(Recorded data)
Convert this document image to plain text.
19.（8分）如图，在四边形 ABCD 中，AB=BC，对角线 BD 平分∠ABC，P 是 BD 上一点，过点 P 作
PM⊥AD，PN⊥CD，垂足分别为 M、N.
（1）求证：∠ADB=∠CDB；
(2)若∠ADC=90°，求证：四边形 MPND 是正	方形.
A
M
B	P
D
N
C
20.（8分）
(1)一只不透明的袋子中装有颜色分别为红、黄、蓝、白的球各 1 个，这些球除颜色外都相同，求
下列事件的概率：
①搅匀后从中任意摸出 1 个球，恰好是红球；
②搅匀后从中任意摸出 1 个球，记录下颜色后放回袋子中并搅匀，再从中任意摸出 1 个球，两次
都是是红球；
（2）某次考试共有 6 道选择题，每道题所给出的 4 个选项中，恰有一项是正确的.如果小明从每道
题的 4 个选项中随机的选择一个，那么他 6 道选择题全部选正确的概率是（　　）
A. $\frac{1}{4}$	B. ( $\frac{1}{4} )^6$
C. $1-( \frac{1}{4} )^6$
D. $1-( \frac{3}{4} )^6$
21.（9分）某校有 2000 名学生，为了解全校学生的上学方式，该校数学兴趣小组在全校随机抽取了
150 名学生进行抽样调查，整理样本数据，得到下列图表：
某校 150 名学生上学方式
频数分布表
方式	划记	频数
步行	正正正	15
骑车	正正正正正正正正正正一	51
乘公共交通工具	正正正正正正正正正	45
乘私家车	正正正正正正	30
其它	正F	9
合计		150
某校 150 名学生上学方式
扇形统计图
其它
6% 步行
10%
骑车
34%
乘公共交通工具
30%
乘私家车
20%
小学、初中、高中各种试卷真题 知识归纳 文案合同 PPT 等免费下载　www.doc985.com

- WHAT IS REQUIRED:
In the records above, find each line with the word "frac" and copy it.

- SOLUTION FOR THIS PROBLEM:
A. $\frac{1}{4}$	B. ( $\frac{1}{4} )^6$
C. $1-( \frac{1}{4} )^6$
D. $1-( \frac{3}{4} )^6$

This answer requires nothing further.